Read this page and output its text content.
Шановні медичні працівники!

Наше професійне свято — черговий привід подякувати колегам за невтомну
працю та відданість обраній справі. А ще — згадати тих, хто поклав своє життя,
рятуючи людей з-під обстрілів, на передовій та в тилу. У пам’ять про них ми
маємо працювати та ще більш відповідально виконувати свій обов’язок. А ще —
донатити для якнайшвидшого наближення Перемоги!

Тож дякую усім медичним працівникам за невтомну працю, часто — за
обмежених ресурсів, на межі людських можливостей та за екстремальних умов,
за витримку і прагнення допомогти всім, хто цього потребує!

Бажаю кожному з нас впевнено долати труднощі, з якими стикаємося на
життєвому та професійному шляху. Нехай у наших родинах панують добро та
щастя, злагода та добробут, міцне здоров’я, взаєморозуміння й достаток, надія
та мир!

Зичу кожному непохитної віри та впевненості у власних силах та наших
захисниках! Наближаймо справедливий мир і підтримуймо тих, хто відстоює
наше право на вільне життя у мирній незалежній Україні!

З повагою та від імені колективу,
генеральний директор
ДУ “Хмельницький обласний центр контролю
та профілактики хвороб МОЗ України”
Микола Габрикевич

◆ WRITTEN PROBLEM: Looking at the listing above, how many of its lines contain the string "життя"? Give the number alone.

◆ SOLUTION FOR THIS TASK: 2